**Data for this exercise:**

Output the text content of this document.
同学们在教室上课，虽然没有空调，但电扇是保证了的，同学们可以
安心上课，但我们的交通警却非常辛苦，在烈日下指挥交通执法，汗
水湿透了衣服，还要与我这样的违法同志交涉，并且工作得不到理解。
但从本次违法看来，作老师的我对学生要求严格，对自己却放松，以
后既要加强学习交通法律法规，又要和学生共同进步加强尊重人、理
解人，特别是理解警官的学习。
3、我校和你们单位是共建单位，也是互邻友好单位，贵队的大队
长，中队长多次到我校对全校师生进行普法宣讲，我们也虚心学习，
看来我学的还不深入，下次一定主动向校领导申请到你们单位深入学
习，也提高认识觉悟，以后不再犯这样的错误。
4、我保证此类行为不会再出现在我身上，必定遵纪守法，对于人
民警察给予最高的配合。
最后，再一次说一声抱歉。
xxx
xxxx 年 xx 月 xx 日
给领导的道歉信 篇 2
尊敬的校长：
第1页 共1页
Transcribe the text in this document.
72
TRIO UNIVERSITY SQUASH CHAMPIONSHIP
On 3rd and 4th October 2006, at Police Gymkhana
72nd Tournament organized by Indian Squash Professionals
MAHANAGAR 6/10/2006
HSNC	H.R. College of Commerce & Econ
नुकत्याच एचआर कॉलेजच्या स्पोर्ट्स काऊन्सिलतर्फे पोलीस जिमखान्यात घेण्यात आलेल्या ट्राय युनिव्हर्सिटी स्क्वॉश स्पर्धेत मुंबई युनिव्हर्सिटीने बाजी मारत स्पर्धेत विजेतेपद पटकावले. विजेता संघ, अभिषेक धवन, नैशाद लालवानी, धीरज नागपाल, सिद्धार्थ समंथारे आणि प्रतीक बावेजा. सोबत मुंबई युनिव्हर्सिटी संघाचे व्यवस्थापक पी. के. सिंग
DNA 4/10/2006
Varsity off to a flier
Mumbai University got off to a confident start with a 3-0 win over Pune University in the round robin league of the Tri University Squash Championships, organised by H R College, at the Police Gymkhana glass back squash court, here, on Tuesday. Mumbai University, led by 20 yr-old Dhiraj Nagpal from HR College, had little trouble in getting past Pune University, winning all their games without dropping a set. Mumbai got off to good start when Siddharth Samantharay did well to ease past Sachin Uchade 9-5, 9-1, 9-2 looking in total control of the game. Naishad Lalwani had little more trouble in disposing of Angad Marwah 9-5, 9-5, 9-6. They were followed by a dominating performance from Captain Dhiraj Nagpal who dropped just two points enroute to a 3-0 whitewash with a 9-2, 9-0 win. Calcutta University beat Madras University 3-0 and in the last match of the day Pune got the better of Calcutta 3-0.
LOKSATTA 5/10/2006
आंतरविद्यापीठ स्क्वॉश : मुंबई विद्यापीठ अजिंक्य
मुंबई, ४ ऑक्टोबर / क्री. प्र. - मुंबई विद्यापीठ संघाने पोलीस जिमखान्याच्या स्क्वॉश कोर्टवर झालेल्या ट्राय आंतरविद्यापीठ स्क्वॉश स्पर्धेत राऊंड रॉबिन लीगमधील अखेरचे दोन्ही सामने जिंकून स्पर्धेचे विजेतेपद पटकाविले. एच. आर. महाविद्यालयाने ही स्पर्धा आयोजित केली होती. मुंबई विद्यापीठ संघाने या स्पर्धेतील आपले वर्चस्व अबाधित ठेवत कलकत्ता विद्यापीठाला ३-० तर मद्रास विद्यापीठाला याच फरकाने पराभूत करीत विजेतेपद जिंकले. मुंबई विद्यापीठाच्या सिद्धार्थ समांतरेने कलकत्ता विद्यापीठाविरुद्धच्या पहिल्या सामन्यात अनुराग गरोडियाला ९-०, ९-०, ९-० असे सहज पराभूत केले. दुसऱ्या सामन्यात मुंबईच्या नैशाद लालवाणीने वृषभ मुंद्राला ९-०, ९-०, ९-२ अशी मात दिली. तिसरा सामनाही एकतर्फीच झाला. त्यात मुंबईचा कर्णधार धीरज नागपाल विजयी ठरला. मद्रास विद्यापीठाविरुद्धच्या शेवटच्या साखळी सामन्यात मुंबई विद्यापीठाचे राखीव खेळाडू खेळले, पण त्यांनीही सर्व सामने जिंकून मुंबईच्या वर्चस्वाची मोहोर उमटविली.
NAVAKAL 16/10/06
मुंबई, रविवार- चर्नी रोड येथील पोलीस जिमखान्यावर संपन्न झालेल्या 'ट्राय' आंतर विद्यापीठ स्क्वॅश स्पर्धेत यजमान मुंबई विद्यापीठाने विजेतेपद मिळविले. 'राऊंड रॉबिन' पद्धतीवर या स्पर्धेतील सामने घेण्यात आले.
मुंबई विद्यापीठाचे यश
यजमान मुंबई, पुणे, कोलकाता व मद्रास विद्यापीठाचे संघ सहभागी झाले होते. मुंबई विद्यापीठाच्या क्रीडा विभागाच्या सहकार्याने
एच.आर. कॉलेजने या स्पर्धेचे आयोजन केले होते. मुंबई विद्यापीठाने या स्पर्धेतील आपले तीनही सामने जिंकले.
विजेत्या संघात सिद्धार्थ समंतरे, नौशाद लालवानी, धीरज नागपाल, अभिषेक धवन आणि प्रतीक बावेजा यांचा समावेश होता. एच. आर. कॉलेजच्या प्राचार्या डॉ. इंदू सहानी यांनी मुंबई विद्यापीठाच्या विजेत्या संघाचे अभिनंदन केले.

**Your task:** Copy every line of the data that holds the string "document".

**Task solution:**
Output the text content of this document.
Transcribe the text in this document.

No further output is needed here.